— TASK STATEMENT —
Write every line out verbatim and omit the pictures.

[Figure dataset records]
────────────────────
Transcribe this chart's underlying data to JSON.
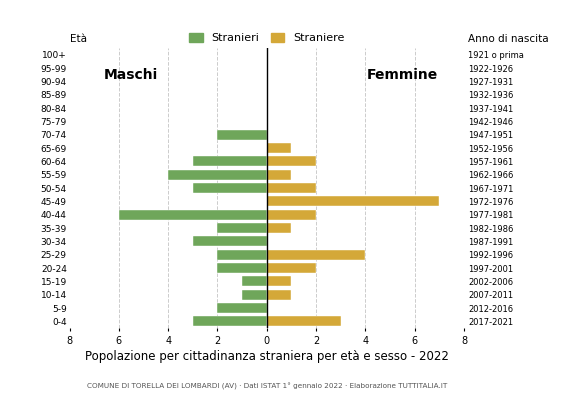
{
  "age_groups": [
    "100+",
    "95-99",
    "90-94",
    "85-89",
    "80-84",
    "75-79",
    "70-74",
    "65-69",
    "60-64",
    "55-59",
    "50-54",
    "45-49",
    "40-44",
    "35-39",
    "30-34",
    "25-29",
    "20-24",
    "15-19",
    "10-14",
    "5-9",
    "0-4"
  ],
  "birth_years": [
    "1921 o prima",
    "1922-1926",
    "1927-1931",
    "1932-1936",
    "1937-1941",
    "1942-1946",
    "1947-1951",
    "1952-1956",
    "1957-1961",
    "1962-1966",
    "1967-1971",
    "1972-1976",
    "1977-1981",
    "1982-1986",
    "1987-1991",
    "1992-1996",
    "1997-2001",
    "2002-2006",
    "2007-2011",
    "2012-2016",
    "2017-2021"
  ],
  "males": [
    0,
    0,
    0,
    0,
    0,
    0,
    2,
    0,
    3,
    4,
    3,
    0,
    6,
    2,
    3,
    2,
    2,
    1,
    1,
    2,
    3
  ],
  "females": [
    0,
    0,
    0,
    0,
    0,
    0,
    0,
    1,
    2,
    1,
    2,
    7,
    2,
    1,
    0,
    4,
    2,
    1,
    1,
    0,
    3
  ],
  "male_color": "#6fa65a",
  "female_color": "#d4a838",
  "title": "Popolazione per cittadinanza straniera per età e sesso - 2022",
  "subtitle": "COMUNE DI TORELLA DEI LOMBARDI (AV) · Dati ISTAT 1° gennaio 2022 · Elaborazione TUTTITALIA.IT",
  "xlabel_left": "Maschi",
  "xlabel_right": "Femmine",
  "legend_male": "Stranieri",
  "legend_female": "Straniere",
  "age_label": "Età",
  "birth_label": "Anno di nascita",
  "xlim": 8,
  "background_color": "#ffffff",
  "grid_color": "#cccccc"
}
────────────────────
— RESPONSE —
Transcribe this chart's underlying data to JSON.
{
  "age_groups": [
    "100+",
    "95-99",
    "90-94",
    "85-89",
    "80-84",
    "75-79",
    "70-74",
    "65-69",
    "60-64",
    "55-59",
    "50-54",
    "45-49",
    "40-44",
    "35-39",
    "30-34",
    "25-29",
    "20-24",
    "15-19",
    "10-14",
    "5-9",
    "0-4"
  ],
  "birth_years": [
    "1921 o prima",
    "1922-1926",
    "1927-1931",
    "1932-1936",
    "1937-1941",
    "1942-1946",
    "1947-1951",
    "1952-1956",
    "1957-1961",
    "1962-1966",
    "1967-1971",
    "1972-1976",
    "1977-1981",
    "1982-1986",
    "1987-1991",
    "1992-1996",
    "1997-2001",
    "2002-2006",
    "2007-2011",
    "2012-2016",
    "2017-2021"
  ],
  "males": [
    0,
    0,
    0,
    0,
    0,
    0,
    2,
    0,
    3,
    4,
    3,
    0,
    6,
    2,
    3,
    2,
    2,
    1,
    1,
    2,
    3
  ],
  "females": [
    0,
    0,
    0,
    0,
    0,
    0,
    0,
    1,
    2,
    1,
    2,
    7,
    2,
    1,
    0,
    4,
    2,
    1,
    1,
    0,
    3
  ],
  "male_color": "#6fa65a",
  "female_color": "#d4a838",
  "title": "Popolazione per cittadinanza straniera per età e sesso - 2022",
  "subtitle": "COMUNE DI TORELLA DEI LOMBARDI (AV) · Dati ISTAT 1° gennaio 2022 · Elaborazione TUTTITALIA.IT",
  "xlabel_left": "Maschi",
  "xlabel_right": "Femmine",
  "legend_male": "Stranieri",
  "legend_female": "Straniere",
  "age_label": "Età",
  "birth_label": "Anno di nascita",
  "xlim": 8,
  "background_color": "#ffffff",
  "grid_color": "#cccccc"
}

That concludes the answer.